# 実施する課題
[a] 診断士試験の体験記の「平成26年の2次筆記試験終了」から「方が強かったように思います。」までを、両端を含めて書き直してください。その際、「WEBサイト」は「ホームページ」に置き換えてください。
[b] リストのうち、「x-tick-label-0: 0 [299,638,315,668]」を含む行から「y-tick-right-130 [638,515,643,516]」を含む行までを、両端の行も含めてそのまま出力してください。

===== 提供テキスト =====

はじめに

勉強を始めたのは、ずいぶん前になります。最終的には、1次試験に3回合格し、2次試験は、5回目の受験(平成26年)で合格することができました。2次試験の成績は、「Aが1つ、Bが2つ、Cが1つ」というのがおよそのパターンで、「事例ⅡでC」を取ることが多く、この傾向は、合格するまでほとんど変わりませんでした。

平成26年の2次筆記試験終了後も「できた」という感覚はほぼなく、「今年もまだダメだったか・・・」。これが正直な感想でした。2次筆記試験の合格発表日は、昼過ぎに恐る恐るWEBサイトを確認しました。合格です。この時は、とても信じられず、数十回は照合を繰り返しました。合格できたら嬉しさがこみ上げるのかと思っていましたが、既にその域は超えており、「ようやくか」という気持ちの方が強かったように思います。

1. 診断士の2次筆記試験は「紙一重」

===== 表示データ =====

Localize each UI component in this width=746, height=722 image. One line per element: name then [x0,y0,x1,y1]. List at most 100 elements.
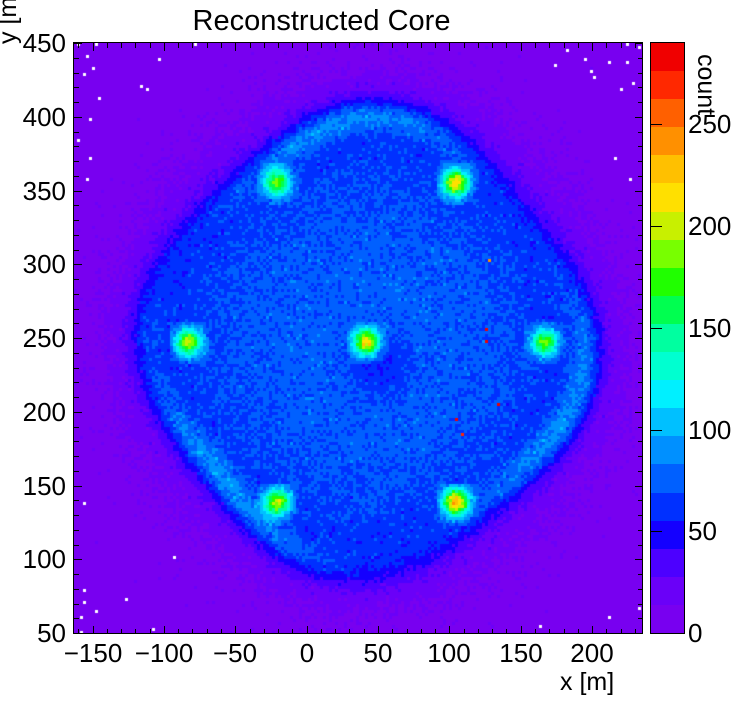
x-tick-label-0: 0 [299,638,315,668]
y-tick-340 [74,205,79,206]
colorbar-band-2 [651,548,684,577]
x-tick-top-100 [449,43,450,51]
y-tick-200 [74,412,82,413]
y-tick-right-440 [638,58,643,59]
x-tick-top--60 [221,43,222,48]
y-tick-350 [74,191,82,192]
x-tick-top-160 [535,43,536,48]
y-tick-260 [74,323,79,324]
x-tick--80 [192,629,193,634]
y-tick-right-110 [638,545,643,546]
y-tick-right-370 [638,161,643,162]
colorbar-band-0 [651,604,684,633]
y-tick-330 [74,220,79,221]
y-tick-140 [74,500,79,501]
x-tick-top-180 [564,43,565,48]
y-tick-370 [74,161,79,162]
y-tick-right-420 [638,87,643,88]
x-tick-top-30 [349,43,350,48]
y-tick-320 [74,235,79,236]
x-tick--120 [135,629,136,634]
x-tick-top--110 [150,43,151,48]
x-tick-170 [549,629,550,634]
colorbar-band-20 [651,43,684,72]
y-tick-right-100 [635,559,643,560]
y-tick-label-450: 450 [22,28,66,58]
y-tick-right-360 [638,176,643,177]
x-tick-40 [364,629,365,634]
x-tick-top-80 [421,43,422,48]
y-tick-300 [74,264,82,265]
y-tick-90 [74,574,79,575]
colorbar-band-11 [651,295,684,324]
y-tick-290 [74,279,79,280]
y-tick-310 [74,250,79,251]
x-tick-top--160 [78,43,79,48]
colorbar-band-4 [651,491,684,521]
y-tick-right-320 [638,235,643,236]
colorbar [650,42,685,634]
x-tick--50 [235,626,236,634]
x-tick-label-200: 200 [570,638,614,668]
x-tick-top--140 [107,43,108,48]
y-tick-label-250: 250 [22,323,66,353]
colorbar-band-16 [651,154,684,184]
colorbar-tick-150 [650,328,662,329]
y-tick-180 [74,441,79,442]
x-tick-label-100: 100 [427,638,471,668]
x-tick-10 [321,629,322,634]
x-tick-160 [535,629,536,634]
x-tick-top-90 [435,43,436,48]
colorbar-tick-50 [650,531,662,532]
colorbar-band-3 [651,520,684,549]
y-tick-130 [74,515,79,516]
y-tick-right-310 [638,250,643,251]
colorbar-tick-label-0: 0 [688,618,703,648]
x-tick-top--30 [264,43,265,48]
y-tick-right-300 [635,264,643,265]
y-tick-390 [74,132,79,133]
y-tick-right-260 [638,323,643,324]
y-tick-430 [74,73,79,74]
y-tick-right-50 [635,633,643,634]
y-tick-right-130 [638,515,643,516]
x-tick-20 [335,629,336,634]
y-tick-80 [74,589,79,590]
x-tick-top-230 [635,43,636,48]
x-tick-top--90 [178,43,179,48]
heatmap-canvas [74,43,642,633]
x-tick-top--100 [164,43,165,51]
x-tick--60 [221,629,222,634]
y-tick-right-290 [638,279,643,280]
x-tick--40 [250,629,251,634]
x-tick-top--50 [235,43,236,51]
x-tick-top-110 [464,43,465,48]
y-tick-right-410 [638,102,643,103]
x-tick-top--120 [135,43,136,48]
x-tick-top--130 [121,43,122,48]
x-tick-top-140 [506,43,507,48]
x-tick-50 [378,626,379,634]
y-tick-110 [74,545,79,546]
x-tick-180 [564,629,565,634]
y-tick-right-240 [638,353,643,354]
x-tick-top-70 [407,43,408,48]
y-tick-380 [74,146,79,147]
colorbar-band-8 [651,379,684,409]
x-tick-label--150: −150 [63,638,123,668]
colorbar-tick-label-150: 150 [688,313,732,343]
colorbar-band-17 [651,126,684,156]
y-tick-270 [74,309,79,310]
x-tick--160 [78,629,79,634]
y-tick-right-90 [638,574,643,575]
y-tick-right-120 [638,530,643,531]
y-tick-right-170 [638,456,643,457]
y-tick-250 [74,338,82,339]
y-tick-right-180 [638,441,643,442]
y-tick-right-270 [638,309,643,310]
x-tick-label--50: −50 [212,638,258,668]
y-tick-190 [74,427,79,428]
y-tick-120 [74,530,79,531]
colorbar-band-5 [651,463,684,493]
x-tick-top-210 [606,43,607,48]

=====

# 課題の結果
[a]
平成26年の2次筆記試験終了後も「できた」という感覚はほぼなく、「今年もまだダメだったか・・・」。これが正直な感想でした。2次筆記試験の合格発表日は、昼過ぎに恐る恐るホームページを確認しました。合格です。この時は、とても信じられず、数十回は照合を繰り返しました。合格できたら嬉しさがこみ上げるのかと思っていましたが、既にその域は超えており、「ようやくか」という気持ちの方が強かったように思います。

[b]
x-tick-label-0: 0 [299,638,315,668]
y-tick-340 [74,205,79,206]
colorbar-band-2 [651,548,684,577]
x-tick-top-100 [449,43,450,51]
y-tick-200 [74,412,82,413]
y-tick-right-440 [638,58,643,59]
x-tick-top--60 [221,43,222,48]
y-tick-350 [74,191,82,192]
x-tick-top-160 [535,43,536,48]
y-tick-260 [74,323,79,324]
x-tick--80 [192,629,193,634]
y-tick-right-110 [638,545,643,546]
y-tick-right-370 [638,161,643,162]
colorbar-band-0 [651,604,684,633]
y-tick-330 [74,220,79,221]
y-tick-140 [74,500,79,501]
x-tick-top-180 [564,43,565,48]
y-tick-370 [74,161,79,162]
y-tick-right-420 [638,87,643,88]
x-tick-top-30 [349,43,350,48]
y-tick-320 [74,235,79,236]
x-tick--120 [135,629,136,634]
x-tick-top--110 [150,43,151,48]
x-tick-170 [549,629,550,634]
colorbar-band-20 [651,43,684,72]
y-tick-right-100 [635,559,643,560]
y-tick-label-450: 450 [22,28,66,58]
y-tick-right-360 [638,176,643,177]
x-tick-40 [364,629,365,634]
x-tick-top-80 [421,43,422,48]
y-tick-300 [74,264,82,265]
y-tick-90 [74,574,79,575]
colorbar-band-11 [651,295,684,324]
y-tick-290 [74,279,79,280]
y-tick-310 [74,250,79,251]
x-tick-top--160 [78,43,79,48]
colorbar-band-4 [651,491,684,521]
y-tick-right-320 [638,235,643,236]
colorbar [650,42,685,634]
x-tick--50 [235,626,236,634]
x-tick-label-200: 200 [570,638,614,668]
x-tick-top--140 [107,43,108,48]
y-tick-label-250: 250 [22,323,66,353]
colorbar-band-16 [651,154,684,184]
colorbar-tick-150 [650,328,662,329]
y-tick-180 [74,441,79,442]
x-tick-label-100: 100 [427,638,471,668]
x-tick-10 [321,629,322,634]
x-tick-160 [535,629,536,634]
x-tick-top-90 [435,43,436,48]
colorbar-tick-50 [650,531,662,532]
colorbar-band-3 [651,520,684,549]
y-tick-130 [74,515,79,516]
y-tick-right-310 [638,250,643,251]
colorbar-tick-label-0: 0 [688,618,703,648]
x-tick-top--30 [264,43,265,48]
y-tick-right-300 [635,264,643,265]
y-tick-390 [74,132,79,133]
y-tick-right-260 [638,323,643,324]
y-tick-430 [74,73,79,74]
y-tick-right-50 [635,633,643,634]
y-tick-right-130 [638,515,643,516]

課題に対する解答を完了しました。